→ **Records shown**
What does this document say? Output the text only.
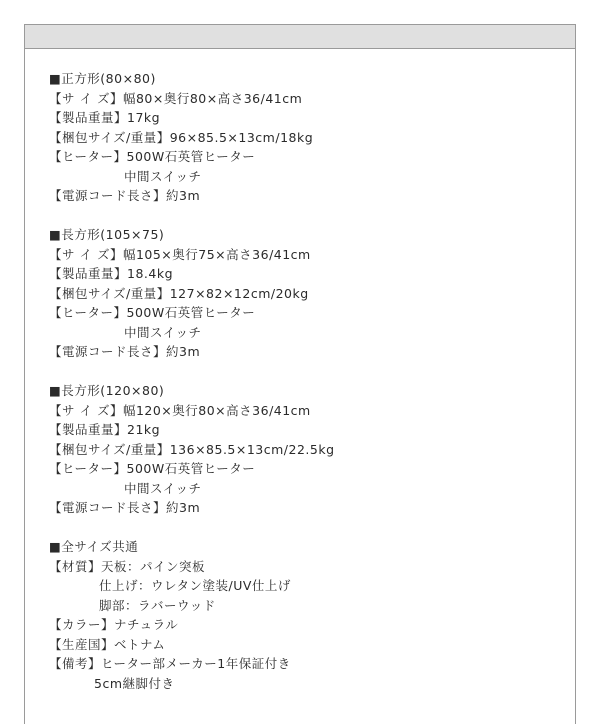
■正方形(80×80)
【サ イ ズ】幅80×奥行80×高さ36/41cm
【製品重量】17kg
【梱包サイズ/重量】96×85.5×13cm/18kg
【ヒーター】500W石英管ヒーター
中間スイッチ
【電源コード長さ】約3m
■長方形(105×75)
【サ イ ズ】幅105×奥行75×高さ36/41cm
【製品重量】18.4kg
【梱包サイズ/重量】127×82×12cm/20kg
【ヒーター】500W石英管ヒーター
中間スイッチ
【電源コード長さ】約3m
■長方形(120×80)
【サ イ ズ】幅120×奥行80×高さ36/41cm
【製品重量】21kg
【梱包サイズ/重量】136×85.5×13cm/22.5kg
【ヒーター】500W石英管ヒーター
中間スイッチ
【電源コード長さ】約3m
■全サイズ共通
【材質】天板：パイン突板
仕上げ：ウレタン塗装/UV仕上げ
脚部：ラバーウッド
【カラー】ナチュラル
【生産国】ベトナム
【備考】ヒーター部メーカー1年保証付き
5cm継脚付き
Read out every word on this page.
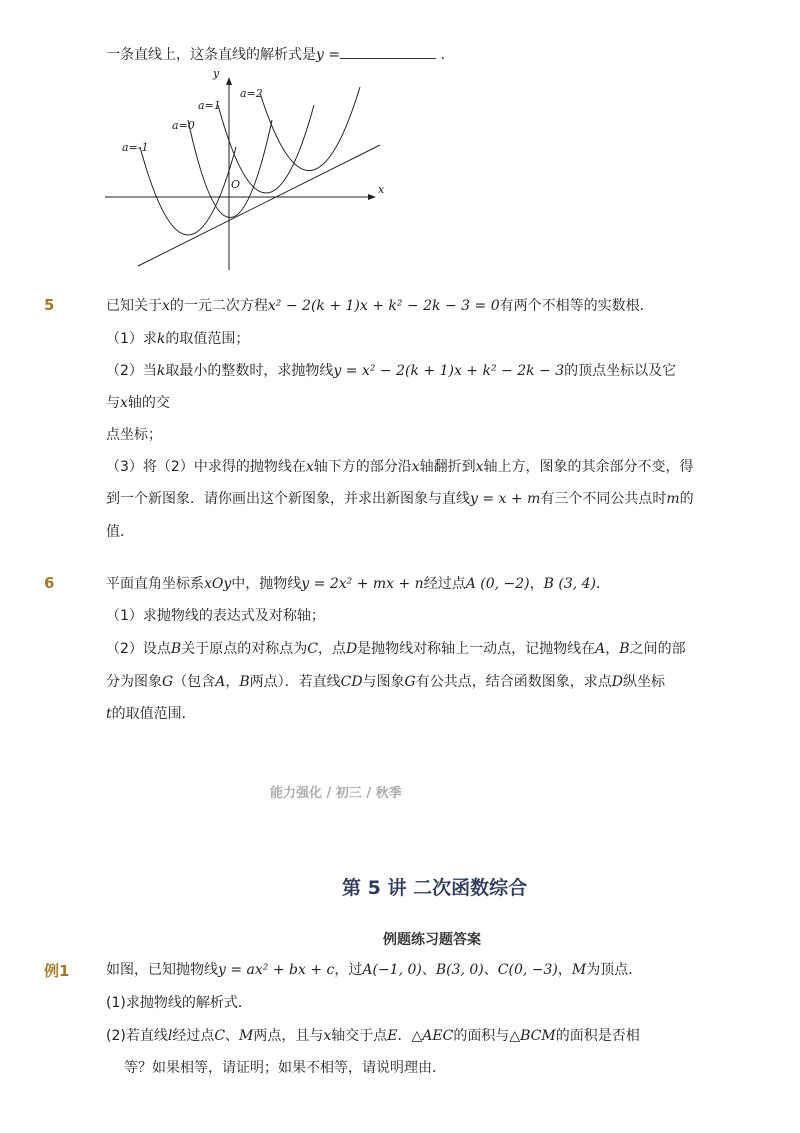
一条直线上，这条直线的解析式是y =	.
y
x
O
a=-1
a=0
a=1
a=2
5	已知关于x的一元二次方程x² − 2(k + 1)x + k² − 2k − 3 = 0有两个不相等的实数根．
（1）求k的取值范围；
（2）当k取最小的整数时，求抛物线y = x² − 2(k + 1)x + k² − 2k − 3的顶点坐标以及它
与x轴的交
点坐标；
（3）将（2）中求得的抛物线在x轴下方的部分沿x轴翻折到x轴上方，图象的其余部分不变，得
到一个新图象．请你画出这个新图象，并求出新图象与直线y = x + m有三个不同公共点时m的
值．
6	平面直角坐标系xOy中，抛物线y = 2x² + mx + n经过点A (0, −2)，B (3, 4)．
（1）求抛物线的表达式及对称轴；
（2）设点B关于原点的对称点为C，点D是抛物线对称轴上一动点，记抛物线在A，B之间的部
分为图象G（包含A，B两点）．若直线CD与图象G有公共点，结合函数图象，求点D纵坐标
t的取值范围．
能力强化 / 初三 / 秋季
第 5 讲 二次函数综合
例题练习题答案
例1	如图，已知抛物线y = ax² + bx + c，过A(−1, 0)、B(3, 0)、C(0, −3)，M为顶点．
(1)求抛物线的解析式．
(2)若直线l经过点C、M两点，且与x轴交于点E．△AEC的面积与△BCM的面积是否相
等？如果相等，请证明；如果不相等，请说明理由．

→ **Task details**
Scan the records for the string "梱包サイズ". Copy each line in which it appears.

→ **Response to the exercise**
【梱包サイズ/重量】96×85.5×13cm/18kg
【梱包サイズ/重量】127×82×12cm/20kg
【梱包サイズ/重量】136×85.5×13cm/22.5kg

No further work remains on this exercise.